Set problem — Transcribe the listing exactly, leaving out every picture.

(Dataset entries on figures)

○ ○ ○ ○ ○

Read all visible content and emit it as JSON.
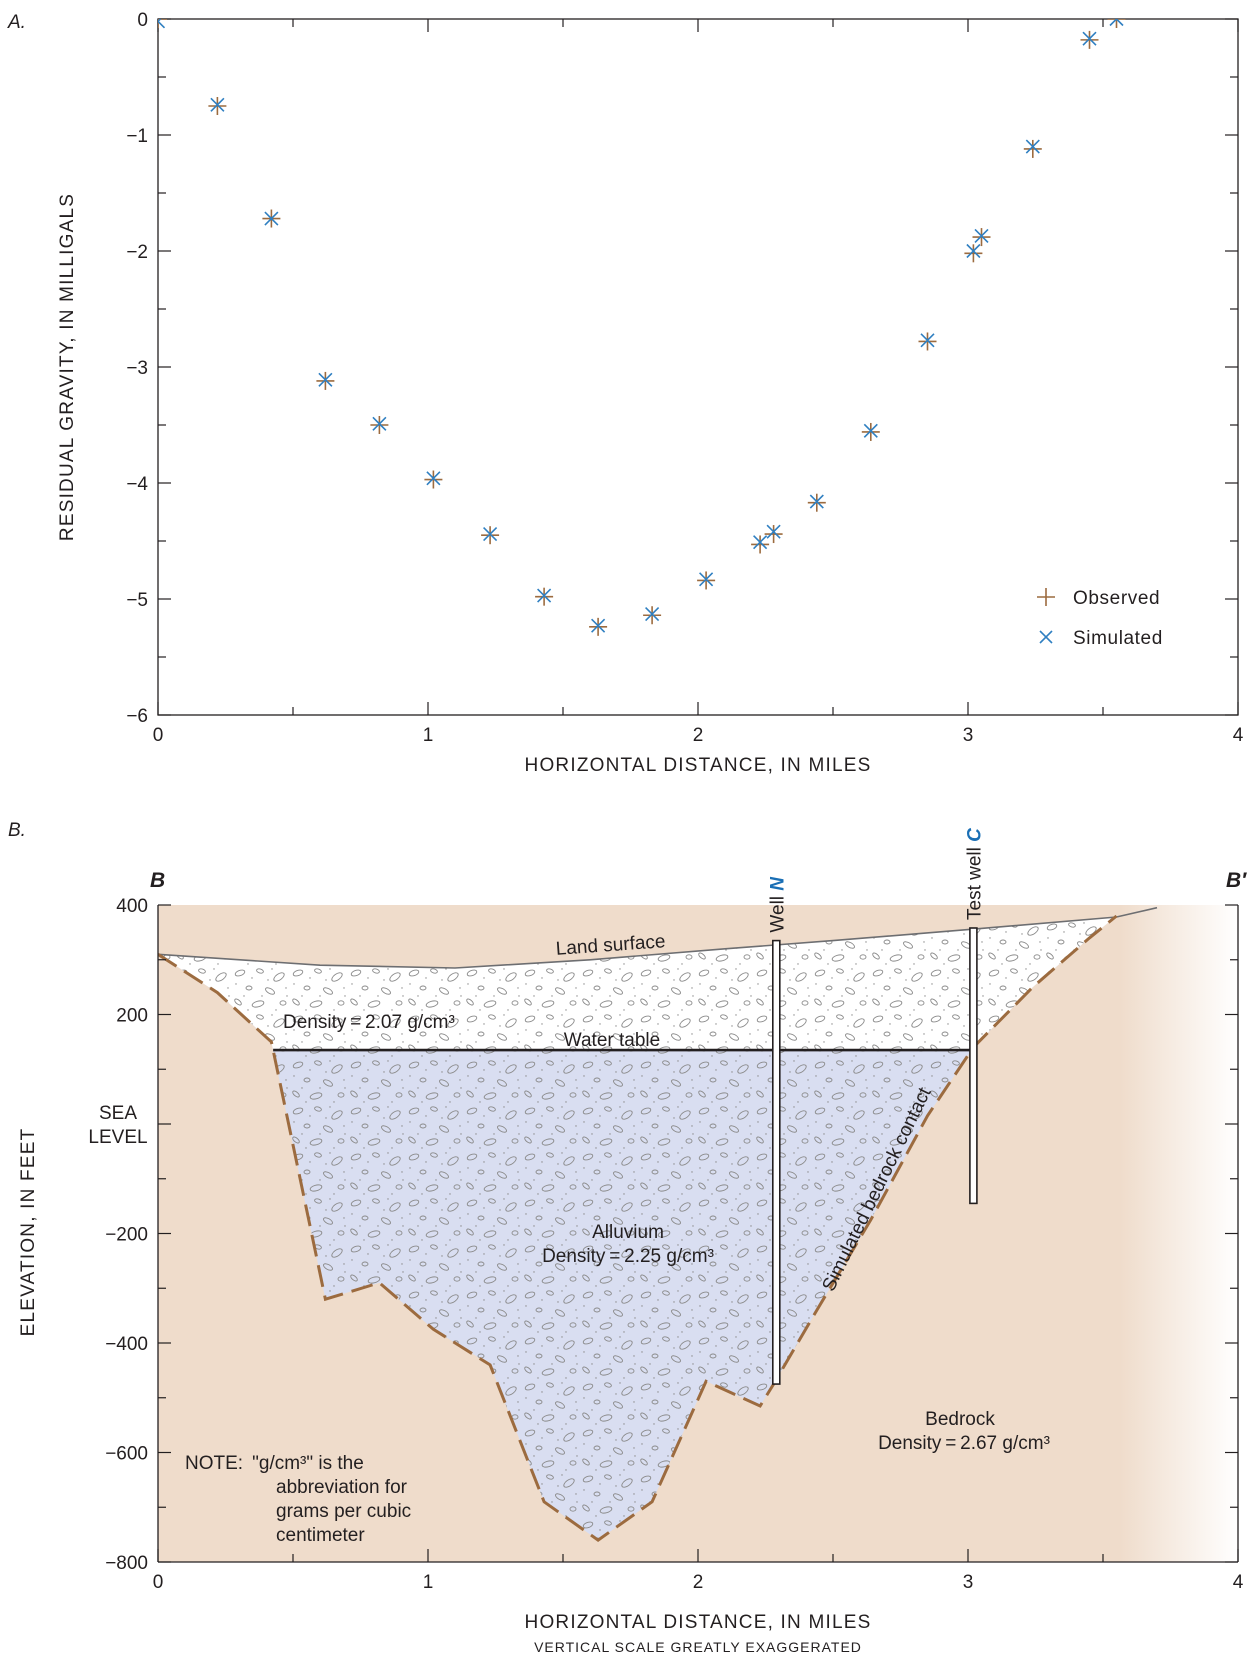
{
  "panel_a": {
    "label": "A.",
    "chart_data": {
      "type": "scatter",
      "xlabel": "HORIZONTAL DISTANCE, IN MILES",
      "ylabel": "RESIDUAL GRAVITY, IN MILLIGALS",
      "xlim": [
        0,
        4
      ],
      "ylim": [
        -6,
        0
      ],
      "xticks": [
        "0",
        "1",
        "2",
        "3",
        "4"
      ],
      "yticks": [
        "0",
        "−1",
        "−2",
        "−3",
        "−4",
        "−5",
        "−6"
      ],
      "legend_position": "bottom-right",
      "series": [
        {
          "name": "Observed",
          "marker": "plus",
          "color": "#9c6b3f",
          "x": [
            0.0,
            0.22,
            0.42,
            0.62,
            0.82,
            1.02,
            1.23,
            1.43,
            1.63,
            1.83,
            2.03,
            2.23,
            2.28,
            2.44,
            2.64,
            2.85,
            3.02,
            3.05,
            3.24,
            3.45,
            3.55
          ],
          "y": [
            0.0,
            -0.75,
            -1.72,
            -3.12,
            -3.5,
            -3.97,
            -4.45,
            -4.98,
            -5.24,
            -5.14,
            -4.84,
            -4.53,
            -4.44,
            -4.17,
            -3.56,
            -2.78,
            -2.02,
            -1.88,
            -1.12,
            -0.18,
            0.0
          ]
        },
        {
          "name": "Simulated",
          "marker": "x",
          "color": "#2f7fc1",
          "x": [
            0.0,
            0.22,
            0.42,
            0.62,
            0.82,
            1.02,
            1.23,
            1.43,
            1.63,
            1.83,
            2.03,
            2.23,
            2.28,
            2.44,
            2.64,
            2.85,
            3.02,
            3.05,
            3.24,
            3.45,
            3.55
          ],
          "y": [
            -0.02,
            -0.74,
            -1.72,
            -3.11,
            -3.49,
            -3.96,
            -4.44,
            -4.97,
            -5.23,
            -5.13,
            -4.83,
            -4.51,
            -4.42,
            -4.16,
            -3.55,
            -2.77,
            -2.0,
            -1.87,
            -1.1,
            -0.17,
            0.0
          ]
        }
      ]
    }
  },
  "panel_b": {
    "label": "B.",
    "section_start": "B",
    "section_end": "B′",
    "chart_data": {
      "type": "area",
      "xlabel": "HORIZONTAL DISTANCE, IN MILES",
      "ylabel": "ELEVATION, IN FEET",
      "xlim": [
        0,
        4
      ],
      "ylim": [
        -800,
        400
      ],
      "xticks": [
        "0",
        "1",
        "2",
        "3",
        "4"
      ],
      "yticks": [
        "400",
        "200",
        "SEA LEVEL",
        "−200",
        "−400",
        "−600",
        "−800"
      ],
      "ytick_values": [
        400,
        200,
        0,
        -200,
        -400,
        -600,
        -800
      ],
      "land_surface": {
        "x": [
          0.0,
          0.6,
          1.1,
          1.6,
          2.1,
          2.5,
          3.0,
          3.55,
          3.7
        ],
        "y": [
          310,
          290,
          285,
          300,
          320,
          335,
          355,
          378,
          395
        ]
      },
      "bedrock_contact": {
        "x": [
          0.0,
          0.22,
          0.42,
          0.62,
          0.82,
          1.02,
          1.23,
          1.43,
          1.63,
          1.83,
          2.03,
          2.23,
          2.28,
          2.44,
          2.64,
          2.85,
          3.02,
          3.05,
          3.24,
          3.45,
          3.55
        ],
        "y": [
          310,
          240,
          150,
          -320,
          -290,
          -375,
          -440,
          -690,
          -760,
          -690,
          -470,
          -515,
          -475,
          -340,
          -175,
          15,
          140,
          155,
          250,
          340,
          380
        ]
      },
      "water_table_elevation": 135,
      "labels": {
        "land_surface": "Land surface",
        "water_table": "Water table",
        "contact": "Simulated bedrock contact",
        "upper_density": "Density = 2.07 g/cm³",
        "alluvium_name": "Alluvium",
        "alluvium_density": "Density = 2.25 g/cm³",
        "bedrock_name": "Bedrock",
        "bedrock_density": "Density = 2.67 g/cm³",
        "note": [
          "NOTE:  \"g/cm³\" is the",
          "abbreviation for",
          "grams per cubic",
          "centimeter"
        ],
        "scale_note": "VERTICAL SCALE GREATLY EXAGGERATED"
      },
      "wells": [
        {
          "name_prefix": "Well ",
          "name_suffix": "N",
          "x": 2.29,
          "top": 335,
          "bottom": -475
        },
        {
          "name_prefix": "Test well ",
          "name_suffix": "C",
          "x": 3.02,
          "top": 358,
          "bottom": -145
        }
      ],
      "colors": {
        "bedrock": "#efdccb",
        "alluvium": "#d9def1",
        "contact": "#9c6b3f",
        "well_label": "#1a6fb5"
      }
    }
  }
}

○ ○ ○ ○ ○

Full output —
Read all visible content and emit it as JSON.
{
  "panel_a": {
    "label": "A.",
    "chart_data": {
      "type": "scatter",
      "xlabel": "HORIZONTAL DISTANCE, IN MILES",
      "ylabel": "RESIDUAL GRAVITY, IN MILLIGALS",
      "xlim": [
        0,
        4
      ],
      "ylim": [
        -6,
        0
      ],
      "xticks": [
        "0",
        "1",
        "2",
        "3",
        "4"
      ],
      "yticks": [
        "0",
        "−1",
        "−2",
        "−3",
        "−4",
        "−5",
        "−6"
      ],
      "legend_position": "bottom-right",
      "series": [
        {
          "name": "Observed",
          "marker": "plus",
          "color": "#9c6b3f",
          "x": [
            0.0,
            0.22,
            0.42,
            0.62,
            0.82,
            1.02,
            1.23,
            1.43,
            1.63,
            1.83,
            2.03,
            2.23,
            2.28,
            2.44,
            2.64,
            2.85,
            3.02,
            3.05,
            3.24,
            3.45,
            3.55
          ],
          "y": [
            0.0,
            -0.75,
            -1.72,
            -3.12,
            -3.5,
            -3.97,
            -4.45,
            -4.98,
            -5.24,
            -5.14,
            -4.84,
            -4.53,
            -4.44,
            -4.17,
            -3.56,
            -2.78,
            -2.02,
            -1.88,
            -1.12,
            -0.18,
            0.0
          ]
        },
        {
          "name": "Simulated",
          "marker": "x",
          "color": "#2f7fc1",
          "x": [
            0.0,
            0.22,
            0.42,
            0.62,
            0.82,
            1.02,
            1.23,
            1.43,
            1.63,
            1.83,
            2.03,
            2.23,
            2.28,
            2.44,
            2.64,
            2.85,
            3.02,
            3.05,
            3.24,
            3.45,
            3.55
          ],
          "y": [
            -0.02,
            -0.74,
            -1.72,
            -3.11,
            -3.49,
            -3.96,
            -4.44,
            -4.97,
            -5.23,
            -5.13,
            -4.83,
            -4.51,
            -4.42,
            -4.16,
            -3.55,
            -2.77,
            -2.0,
            -1.87,
            -1.1,
            -0.17,
            0.0
          ]
        }
      ]
    }
  },
  "panel_b": {
    "label": "B.",
    "section_start": "B",
    "section_end": "B′",
    "chart_data": {
      "type": "area",
      "xlabel": "HORIZONTAL DISTANCE, IN MILES",
      "ylabel": "ELEVATION, IN FEET",
      "xlim": [
        0,
        4
      ],
      "ylim": [
        -800,
        400
      ],
      "xticks": [
        "0",
        "1",
        "2",
        "3",
        "4"
      ],
      "yticks": [
        "400",
        "200",
        "SEA LEVEL",
        "−200",
        "−400",
        "−600",
        "−800"
      ],
      "ytick_values": [
        400,
        200,
        0,
        -200,
        -400,
        -600,
        -800
      ],
      "land_surface": {
        "x": [
          0.0,
          0.6,
          1.1,
          1.6,
          2.1,
          2.5,
          3.0,
          3.55,
          3.7
        ],
        "y": [
          310,
          290,
          285,
          300,
          320,
          335,
          355,
          378,
          395
        ]
      },
      "bedrock_contact": {
        "x": [
          0.0,
          0.22,
          0.42,
          0.62,
          0.82,
          1.02,
          1.23,
          1.43,
          1.63,
          1.83,
          2.03,
          2.23,
          2.28,
          2.44,
          2.64,
          2.85,
          3.02,
          3.05,
          3.24,
          3.45,
          3.55
        ],
        "y": [
          310,
          240,
          150,
          -320,
          -290,
          -375,
          -440,
          -690,
          -760,
          -690,
          -470,
          -515,
          -475,
          -340,
          -175,
          15,
          140,
          155,
          250,
          340,
          380
        ]
      },
      "water_table_elevation": 135,
      "labels": {
        "land_surface": "Land surface",
        "water_table": "Water table",
        "contact": "Simulated bedrock contact",
        "upper_density": "Density = 2.07 g/cm³",
        "alluvium_name": "Alluvium",
        "alluvium_density": "Density = 2.25 g/cm³",
        "bedrock_name": "Bedrock",
        "bedrock_density": "Density = 2.67 g/cm³",
        "note": [
          "NOTE:  \"g/cm³\" is the",
          "abbreviation for",
          "grams per cubic",
          "centimeter"
        ],
        "scale_note": "VERTICAL SCALE GREATLY EXAGGERATED"
      },
      "wells": [
        {
          "name_prefix": "Well ",
          "name_suffix": "N",
          "x": 2.29,
          "top": 335,
          "bottom": -475
        },
        {
          "name_prefix": "Test well ",
          "name_suffix": "C",
          "x": 3.02,
          "top": 358,
          "bottom": -145
        }
      ],
      "colors": {
        "bedrock": "#efdccb",
        "alluvium": "#d9def1",
        "contact": "#9c6b3f",
        "well_label": "#1a6fb5"
      }
    }
  }
}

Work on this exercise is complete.